- _Consigne_:
Répondez à ces questions à partir du texte sur la reconstruction de Mayotte :
(a) Quels milieux naturels sont décrits comme gravement touchés, et dans quel état ?
(b) Dans quelle revue la tribune des acteurs de la protection de l'environnement a-t-elle été diffusée, et par quel partenaire de Varuna ?
(c) Pourquoi faut-il impliquer les populations et les experts dans la gestion post-cyclone ?

- _Section du texte_:
───
13 mars 2025

Reconstruire Mayotte après Chido : ne sacrifions pas la nature à l’urgence

Par :

Le cyclone Chido a laissé Mayotte meurtrie. Les images de destruction humaine sont encore dans tous les esprits : habitations détruites, infrastructures ravagées, habitants privés d’eau et d’électricité. L’urgence humanitaire est indiscutable. Mais un autre drame se joue en parallèle, plus silencieux, moins visible, et pourtant tout aussi déterminant pour l’avenir de l’île : celui de la dévastation des écosystèmes mahorais.

Crédit photo: Revue Gecko

Forêts déracinées, mangroves ensevelies sous les débris, récifs coralliens fragilisés : la nature, qui constitue la première ligne de défense de Mayotte contre les catastrophes climatiques, a été gravement impactée. Ces milieux naturels ne sont pas de simples paysages, ils garantissent la résilience du territoire face aux aléas naturels. Or, dans l’effervescence de la reconstruction, leur sauvegarde risque d’être reléguée au second plan.

Sans action rapide, les conséquences seront irréversibles. Les espaces naturels dégradés sont immédiatement exposés à la déforestation, aux constructions illégales et aux pollutions massives. Sans une réponse adaptée, ce sont des écosystèmes entiers qui risquent de disparaître, accélérant l’érosion des sols, aggravant les risques d’inondation et mettant en péril les ressources marines qui nourrissent une partie de la population.

Mayotte ne peut pas se permettre d’opposer urgence humanitaire et préservation environnementale. Au contraire, la reconstruction doit intégrer une approche écologique ambitieuse et pragmatique. C’est précisément l’appel lancé par plusieurs acteurs de la protection de l’environnement dans une tribune récente diffusée au sein de la Revue Gecko par le partenaire de Varuna, Les Naturalistes de Mayotte, rappelant les mesures essentielles à mettre en place pour éviter une catastrophe écologique. Dans cette continuité, il est urgent de :

  • Évaluer précisément les dégâts environnementaux pour mesurer l’impact du cyclone sur la biodiversité et orienter les actions de restauration ;
  • Mettre en place un programme de dépollution massif, en évacuant les déchets de manière sécurisée, y compris en milieu marin, afin d’éviter qu’ils ne finissent dans le lagon ;
  • Prévenir la dégradation accélérée des milieux naturels, en régulant l’urbanisation et en interdisant toute conversion des espaces sensibles à d’autres usages ;
  • Restaurer activement les habitats terrestres et marins, en garantissant les conditions de régénération naturelle et en s’appuyant sur l’expertise scientifique locale ;
  • Impliquer les populations et les experts dans la gestion post-cyclone, car une reconstruction durable ne peut se faire sans l’adhésion des Mahorais.
───
- _Données à examiner_:
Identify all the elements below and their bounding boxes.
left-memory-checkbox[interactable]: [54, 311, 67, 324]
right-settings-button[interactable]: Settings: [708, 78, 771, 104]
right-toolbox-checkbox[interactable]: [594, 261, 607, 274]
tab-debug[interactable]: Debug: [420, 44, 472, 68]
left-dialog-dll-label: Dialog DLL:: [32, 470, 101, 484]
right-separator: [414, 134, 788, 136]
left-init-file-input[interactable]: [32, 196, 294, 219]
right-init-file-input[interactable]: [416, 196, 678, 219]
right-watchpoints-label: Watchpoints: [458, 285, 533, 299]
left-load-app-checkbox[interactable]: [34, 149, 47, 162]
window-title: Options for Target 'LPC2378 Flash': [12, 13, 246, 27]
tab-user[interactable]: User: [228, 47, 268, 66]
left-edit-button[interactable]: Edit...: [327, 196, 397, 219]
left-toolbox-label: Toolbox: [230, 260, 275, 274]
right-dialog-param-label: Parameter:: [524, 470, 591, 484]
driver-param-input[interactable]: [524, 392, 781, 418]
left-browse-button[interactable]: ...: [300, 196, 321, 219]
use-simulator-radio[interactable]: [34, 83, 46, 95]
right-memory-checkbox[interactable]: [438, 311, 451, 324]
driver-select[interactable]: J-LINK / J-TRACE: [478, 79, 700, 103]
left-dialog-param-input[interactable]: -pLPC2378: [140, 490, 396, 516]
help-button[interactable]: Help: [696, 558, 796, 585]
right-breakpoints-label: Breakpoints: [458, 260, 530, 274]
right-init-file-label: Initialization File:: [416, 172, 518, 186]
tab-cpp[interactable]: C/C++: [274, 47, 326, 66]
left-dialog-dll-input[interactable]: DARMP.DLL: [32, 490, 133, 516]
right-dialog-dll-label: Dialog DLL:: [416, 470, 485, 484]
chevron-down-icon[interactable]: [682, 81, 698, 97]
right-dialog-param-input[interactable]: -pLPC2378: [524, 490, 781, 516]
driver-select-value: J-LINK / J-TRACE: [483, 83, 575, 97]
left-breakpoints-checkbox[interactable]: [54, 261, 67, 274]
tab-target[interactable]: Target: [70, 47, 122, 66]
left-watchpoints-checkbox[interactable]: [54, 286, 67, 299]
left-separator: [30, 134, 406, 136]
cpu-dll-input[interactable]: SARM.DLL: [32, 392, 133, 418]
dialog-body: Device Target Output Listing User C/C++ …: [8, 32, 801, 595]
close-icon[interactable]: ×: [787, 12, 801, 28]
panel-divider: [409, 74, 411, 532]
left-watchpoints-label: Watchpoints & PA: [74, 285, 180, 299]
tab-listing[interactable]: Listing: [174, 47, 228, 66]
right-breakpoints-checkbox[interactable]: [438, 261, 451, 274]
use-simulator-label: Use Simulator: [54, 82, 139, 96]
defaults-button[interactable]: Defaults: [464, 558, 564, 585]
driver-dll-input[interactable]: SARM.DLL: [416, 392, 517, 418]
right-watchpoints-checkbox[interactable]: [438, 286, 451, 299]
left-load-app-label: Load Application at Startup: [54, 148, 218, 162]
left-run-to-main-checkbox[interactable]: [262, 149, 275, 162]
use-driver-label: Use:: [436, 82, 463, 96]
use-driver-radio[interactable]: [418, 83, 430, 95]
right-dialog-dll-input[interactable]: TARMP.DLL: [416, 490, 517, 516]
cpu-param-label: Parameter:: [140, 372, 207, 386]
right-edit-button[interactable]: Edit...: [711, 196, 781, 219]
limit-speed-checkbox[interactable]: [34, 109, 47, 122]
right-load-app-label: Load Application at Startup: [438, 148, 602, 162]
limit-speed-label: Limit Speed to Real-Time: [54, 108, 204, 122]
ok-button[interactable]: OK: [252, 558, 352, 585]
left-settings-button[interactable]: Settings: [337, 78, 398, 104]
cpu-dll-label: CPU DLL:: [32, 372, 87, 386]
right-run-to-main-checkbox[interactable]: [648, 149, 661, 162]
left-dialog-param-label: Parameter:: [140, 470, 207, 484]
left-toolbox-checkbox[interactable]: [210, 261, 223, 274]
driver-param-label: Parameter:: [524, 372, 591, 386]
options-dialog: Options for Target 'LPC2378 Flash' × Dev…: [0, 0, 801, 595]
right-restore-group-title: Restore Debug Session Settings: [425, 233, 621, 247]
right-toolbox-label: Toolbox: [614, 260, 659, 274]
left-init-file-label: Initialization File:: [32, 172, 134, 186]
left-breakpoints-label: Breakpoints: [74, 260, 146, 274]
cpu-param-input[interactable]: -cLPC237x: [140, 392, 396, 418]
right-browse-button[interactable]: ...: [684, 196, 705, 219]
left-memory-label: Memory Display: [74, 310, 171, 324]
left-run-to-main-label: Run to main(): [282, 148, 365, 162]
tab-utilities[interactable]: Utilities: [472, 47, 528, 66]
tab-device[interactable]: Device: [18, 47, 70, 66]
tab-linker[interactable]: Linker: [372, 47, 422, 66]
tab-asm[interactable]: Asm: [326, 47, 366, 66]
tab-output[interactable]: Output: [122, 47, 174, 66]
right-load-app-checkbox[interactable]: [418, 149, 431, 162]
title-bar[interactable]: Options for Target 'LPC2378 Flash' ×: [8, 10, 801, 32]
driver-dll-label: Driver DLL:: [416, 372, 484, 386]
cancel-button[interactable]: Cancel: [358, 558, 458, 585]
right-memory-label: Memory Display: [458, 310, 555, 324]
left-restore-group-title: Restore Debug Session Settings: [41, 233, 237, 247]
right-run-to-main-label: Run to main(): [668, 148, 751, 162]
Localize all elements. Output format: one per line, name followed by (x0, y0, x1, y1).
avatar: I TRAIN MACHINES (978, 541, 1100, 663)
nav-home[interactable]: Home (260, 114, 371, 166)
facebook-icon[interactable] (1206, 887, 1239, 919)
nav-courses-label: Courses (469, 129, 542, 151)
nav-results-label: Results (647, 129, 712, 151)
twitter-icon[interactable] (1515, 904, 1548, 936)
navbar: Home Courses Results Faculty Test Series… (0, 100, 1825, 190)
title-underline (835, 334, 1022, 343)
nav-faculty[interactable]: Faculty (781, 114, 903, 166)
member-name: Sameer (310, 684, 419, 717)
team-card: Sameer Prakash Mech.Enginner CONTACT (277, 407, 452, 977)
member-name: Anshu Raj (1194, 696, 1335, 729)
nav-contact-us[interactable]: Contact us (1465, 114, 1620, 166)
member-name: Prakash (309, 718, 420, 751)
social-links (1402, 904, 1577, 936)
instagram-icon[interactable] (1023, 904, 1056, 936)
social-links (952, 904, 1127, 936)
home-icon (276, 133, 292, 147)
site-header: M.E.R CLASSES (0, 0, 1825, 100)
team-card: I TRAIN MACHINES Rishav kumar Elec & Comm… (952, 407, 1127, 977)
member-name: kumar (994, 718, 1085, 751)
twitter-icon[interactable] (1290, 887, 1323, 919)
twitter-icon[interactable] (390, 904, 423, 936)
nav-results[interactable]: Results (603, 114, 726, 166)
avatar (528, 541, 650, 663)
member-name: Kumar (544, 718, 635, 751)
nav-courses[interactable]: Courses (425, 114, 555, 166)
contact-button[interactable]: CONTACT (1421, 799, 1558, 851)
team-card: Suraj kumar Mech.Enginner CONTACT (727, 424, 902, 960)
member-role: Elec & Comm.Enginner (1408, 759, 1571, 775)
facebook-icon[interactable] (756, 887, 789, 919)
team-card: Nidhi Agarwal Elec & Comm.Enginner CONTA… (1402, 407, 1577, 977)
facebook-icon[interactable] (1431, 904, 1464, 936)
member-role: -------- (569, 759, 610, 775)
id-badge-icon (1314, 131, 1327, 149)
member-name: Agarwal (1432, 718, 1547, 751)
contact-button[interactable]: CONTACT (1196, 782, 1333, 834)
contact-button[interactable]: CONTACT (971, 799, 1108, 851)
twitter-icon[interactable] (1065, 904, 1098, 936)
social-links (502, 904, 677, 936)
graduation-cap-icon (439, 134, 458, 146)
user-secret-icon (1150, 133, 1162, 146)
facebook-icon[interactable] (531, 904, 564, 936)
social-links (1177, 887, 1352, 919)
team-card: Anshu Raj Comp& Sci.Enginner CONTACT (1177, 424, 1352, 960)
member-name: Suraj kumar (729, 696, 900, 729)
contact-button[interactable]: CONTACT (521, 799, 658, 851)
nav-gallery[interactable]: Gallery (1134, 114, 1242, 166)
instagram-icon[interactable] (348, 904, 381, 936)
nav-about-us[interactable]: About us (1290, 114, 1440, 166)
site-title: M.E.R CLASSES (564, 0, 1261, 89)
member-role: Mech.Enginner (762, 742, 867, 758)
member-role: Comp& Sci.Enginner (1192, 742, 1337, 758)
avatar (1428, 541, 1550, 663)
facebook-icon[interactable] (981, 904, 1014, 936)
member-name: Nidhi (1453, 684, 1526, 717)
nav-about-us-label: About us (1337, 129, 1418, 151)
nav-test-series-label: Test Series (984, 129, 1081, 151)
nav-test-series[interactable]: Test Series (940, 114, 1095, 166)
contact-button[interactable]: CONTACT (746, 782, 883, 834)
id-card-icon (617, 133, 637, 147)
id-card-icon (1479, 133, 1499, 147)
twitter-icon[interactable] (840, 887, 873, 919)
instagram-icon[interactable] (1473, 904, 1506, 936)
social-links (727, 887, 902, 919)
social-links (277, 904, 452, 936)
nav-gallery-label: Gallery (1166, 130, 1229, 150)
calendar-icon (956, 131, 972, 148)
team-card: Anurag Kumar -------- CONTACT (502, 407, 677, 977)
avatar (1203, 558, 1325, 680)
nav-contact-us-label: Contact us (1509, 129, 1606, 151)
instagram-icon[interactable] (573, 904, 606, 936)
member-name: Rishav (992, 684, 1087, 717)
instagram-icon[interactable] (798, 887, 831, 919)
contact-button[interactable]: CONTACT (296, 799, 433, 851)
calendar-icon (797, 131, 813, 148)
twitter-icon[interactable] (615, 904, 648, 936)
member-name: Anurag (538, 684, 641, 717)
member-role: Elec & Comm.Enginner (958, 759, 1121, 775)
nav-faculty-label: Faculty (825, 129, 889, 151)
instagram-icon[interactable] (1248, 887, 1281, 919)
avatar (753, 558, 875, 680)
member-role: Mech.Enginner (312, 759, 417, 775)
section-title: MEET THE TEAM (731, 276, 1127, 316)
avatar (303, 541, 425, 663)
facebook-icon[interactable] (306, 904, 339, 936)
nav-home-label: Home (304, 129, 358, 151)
───
- _Résultat de l'exercice_:
(a) Les forêts sont déracinées, les mangroves sont ensevelies sous les débris et les récifs coralliens sont fragilisés.
(b) La tribune a été diffusée dans la Revue Gecko par Les Naturalistes de Mayotte.
(c) Une reconstruction durable ne peut se faire sans l'adhésion des Mahorais.